Instructions for the task | Leave the pictures out. Return all other data exactly.

(Entries from a visual dataset)
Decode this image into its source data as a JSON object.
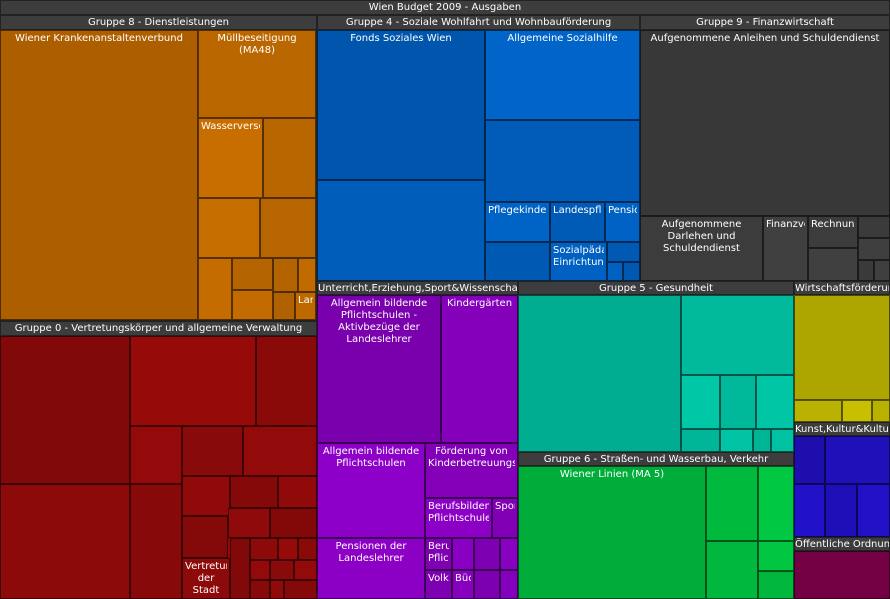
{
  "chart_data": {
    "type": "treemap",
    "title": "Wien Budget 2009 - Ausgaben",
    "groups": [
      {
        "name": "Gruppe 8 - Dienstleistungen",
        "color": "#c06a00",
        "items": [
          {
            "name": "Wiener Krankenanstaltenverbund"
          },
          {
            "name": "Müllbeseitigung (MA48)"
          },
          {
            "name": "Wasserversorgung"
          },
          {
            "name": "Landwirtschaft"
          }
        ]
      },
      {
        "name": "Gruppe 4 - Soziale Wohlfahrt und Wohnbauförderung",
        "color": "#0060c0",
        "items": [
          {
            "name": "Fonds Soziales Wien"
          },
          {
            "name": "Allgemeine Sozialhilfe"
          },
          {
            "name": "Pflegekindereinrichtungen"
          },
          {
            "name": "Landespflegegeld"
          },
          {
            "name": "Pensionen"
          },
          {
            "name": "Sozialpädagogische Einrichtungen"
          }
        ]
      },
      {
        "name": "Gruppe 9 - Finanzwirtschaft",
        "color": "#3e3e3e",
        "items": [
          {
            "name": "Aufgenommene Anleihen und Schuldendienst"
          },
          {
            "name": "Aufgenommene Darlehen und Schuldendienst"
          },
          {
            "name": "Finanzverwaltung"
          },
          {
            "name": "Rechnungsabschluss"
          }
        ]
      },
      {
        "name": "Gruppe 0 - Vertretungskörper und allgemeine Verwaltung",
        "color": "#900a0a",
        "items": [
          {
            "name": "Vertretungskörper der Stadt"
          }
        ]
      },
      {
        "name": "Unterricht,Erziehung,Sport&Wissenschaft",
        "color": "#8800c0",
        "items": [
          {
            "name": "Allgemein bildende Pflichtschulen - Aktivbezüge der Landeslehrer"
          },
          {
            "name": "Kindergärten"
          },
          {
            "name": "Allgemein bildende Pflichtschulen"
          },
          {
            "name": "Förderung von Kinderbetreuungseinrichtungen"
          },
          {
            "name": "Berufsbildende Pflichtschulen"
          },
          {
            "name": "Sport"
          },
          {
            "name": "Pensionen der Landeslehrer"
          },
          {
            "name": "Berufsbildende Pflichtschulen"
          },
          {
            "name": "Volksbildung"
          },
          {
            "name": "Büchereien"
          }
        ]
      },
      {
        "name": "Gruppe 5 - Gesundheit",
        "color": "#00c0a0",
        "items": []
      },
      {
        "name": "Wirtschaftsförderung",
        "color": "#c0b800",
        "items": []
      },
      {
        "name": "Gruppe 6 - Straßen- und Wasserbau, Verkehr",
        "color": "#00c040",
        "items": [
          {
            "name": "Wiener Linien (MA 5)"
          }
        ]
      },
      {
        "name": "Kunst,Kultur&Kultus",
        "color": "#2010c0",
        "items": []
      },
      {
        "name": "Öffentliche Ordnung und Sicherheit",
        "color": "#80004a",
        "items": []
      }
    ]
  }
}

Exercise solution |
Decode this image into its source data as a JSON object.
{
  "chart_data": {
    "type": "treemap",
    "title": "Wien Budget 2009 - Ausgaben",
    "groups": [
      {
        "name": "Gruppe 8 - Dienstleistungen",
        "color": "#c06a00",
        "items": [
          {
            "name": "Wiener Krankenanstaltenverbund"
          },
          {
            "name": "Müllbeseitigung (MA48)"
          },
          {
            "name": "Wasserversorgung"
          },
          {
            "name": "Landwirtschaft"
          }
        ]
      },
      {
        "name": "Gruppe 4 - Soziale Wohlfahrt und Wohnbauförderung",
        "color": "#0060c0",
        "items": [
          {
            "name": "Fonds Soziales Wien"
          },
          {
            "name": "Allgemeine Sozialhilfe"
          },
          {
            "name": "Pflegekindereinrichtungen"
          },
          {
            "name": "Landespflegegeld"
          },
          {
            "name": "Pensionen"
          },
          {
            "name": "Sozialpädagogische Einrichtungen"
          }
        ]
      },
      {
        "name": "Gruppe 9 - Finanzwirtschaft",
        "color": "#3e3e3e",
        "items": [
          {
            "name": "Aufgenommene Anleihen und Schuldendienst"
          },
          {
            "name": "Aufgenommene Darlehen und Schuldendienst"
          },
          {
            "name": "Finanzverwaltung"
          },
          {
            "name": "Rechnungsabschluss"
          }
        ]
      },
      {
        "name": "Gruppe 0 - Vertretungskörper und allgemeine Verwaltung",
        "color": "#900a0a",
        "items": [
          {
            "name": "Vertretungskörper der Stadt"
          }
        ]
      },
      {
        "name": "Unterricht,Erziehung,Sport&Wissenschaft",
        "color": "#8800c0",
        "items": [
          {
            "name": "Allgemein bildende Pflichtschulen - Aktivbezüge der Landeslehrer"
          },
          {
            "name": "Kindergärten"
          },
          {
            "name": "Allgemein bildende Pflichtschulen"
          },
          {
            "name": "Förderung von Kinderbetreuungseinrichtungen"
          },
          {
            "name": "Berufsbildende Pflichtschulen"
          },
          {
            "name": "Sport"
          },
          {
            "name": "Pensionen der Landeslehrer"
          },
          {
            "name": "Berufsbildende Pflichtschulen"
          },
          {
            "name": "Volksbildung"
          },
          {
            "name": "Büchereien"
          }
        ]
      },
      {
        "name": "Gruppe 5 - Gesundheit",
        "color": "#00c0a0",
        "items": []
      },
      {
        "name": "Wirtschaftsförderung",
        "color": "#c0b800",
        "items": []
      },
      {
        "name": "Gruppe 6 - Straßen- und Wasserbau, Verkehr",
        "color": "#00c040",
        "items": [
          {
            "name": "Wiener Linien (MA 5)"
          }
        ]
      },
      {
        "name": "Kunst,Kultur&Kultus",
        "color": "#2010c0",
        "items": []
      },
      {
        "name": "Öffentliche Ordnung und Sicherheit",
        "color": "#80004a",
        "items": []
      }
    ]
  }
}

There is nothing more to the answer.